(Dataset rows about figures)
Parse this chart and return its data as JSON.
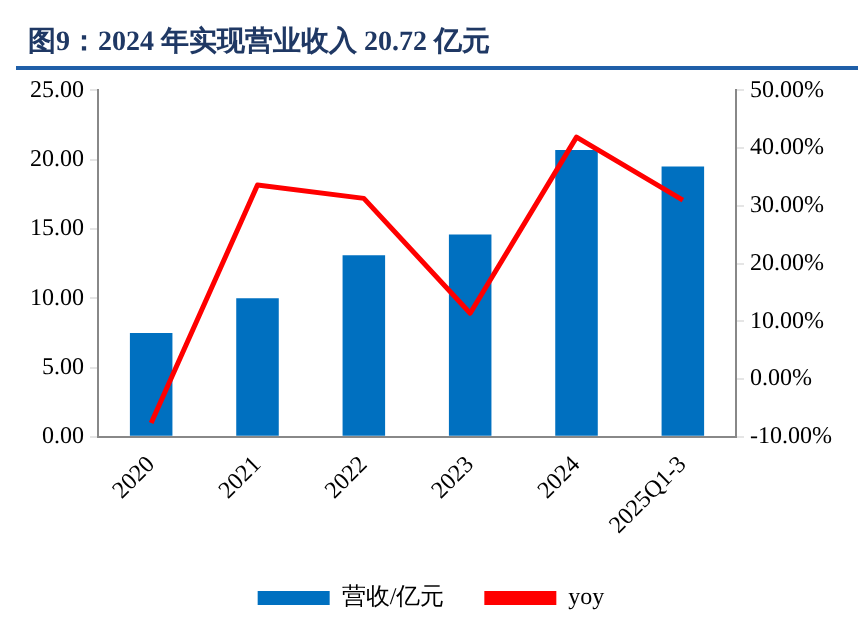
{
  "chart_data": {
    "type": "bar",
    "title": "图9：2024 年实现营业收入 20.72 亿元",
    "categories": [
      "2020",
      "2021",
      "2022",
      "2023",
      "2024",
      "2025Q1-3"
    ],
    "series": [
      {
        "name": "营收/亿元",
        "color": "#0070c0",
        "values": [
          7.5,
          10.0,
          13.1,
          14.6,
          20.7,
          19.5
        ]
      },
      {
        "name": "yoy",
        "type": "line",
        "axis": "y2",
        "color": "#ff0000",
        "values": [
          -7.6,
          33.6,
          31.3,
          11.4,
          41.9,
          31.0
        ]
      }
    ],
    "ylim": [
      0,
      25
    ],
    "yticks": [
      {
        "value": 0,
        "label": "0.00"
      },
      {
        "value": 5,
        "label": "5.00"
      },
      {
        "value": 10,
        "label": "10.00"
      },
      {
        "value": 15,
        "label": "15.00"
      },
      {
        "value": 20,
        "label": "20.00"
      },
      {
        "value": 25,
        "label": "25.00"
      }
    ],
    "y2lim": [
      -10,
      50
    ],
    "y2ticks": [
      {
        "value": -10,
        "label": "-10.00%"
      },
      {
        "value": 0,
        "label": "0.00%"
      },
      {
        "value": 10,
        "label": "10.00%"
      },
      {
        "value": 20,
        "label": "20.00%"
      },
      {
        "value": 30,
        "label": "30.00%"
      },
      {
        "value": 40,
        "label": "40.00%"
      },
      {
        "value": 50,
        "label": "50.00%"
      }
    ],
    "grid": false,
    "legend": "bottom",
    "marker": "none",
    "line_style": "solid"
  }
}
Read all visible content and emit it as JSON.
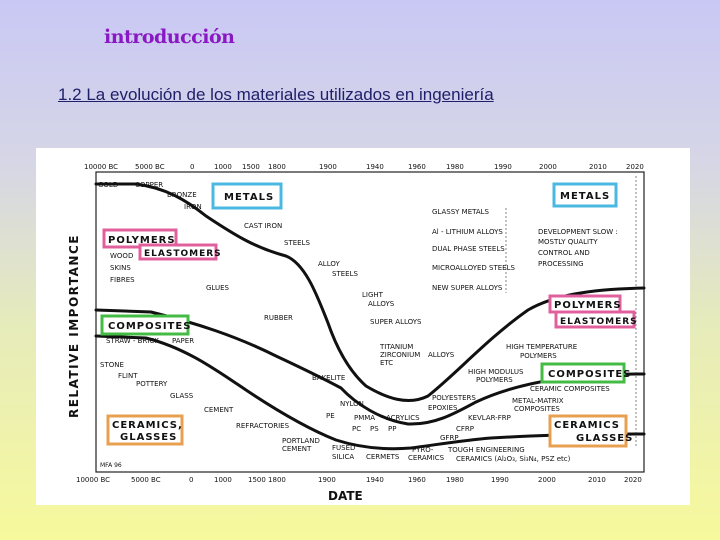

TASK DETAILS: All lines that include "JSON" are to be gathered and copied.

EXERCISE OUTPUT:
Parse this chart and return its data as JSON.
Read all visible content and emit it as JSON.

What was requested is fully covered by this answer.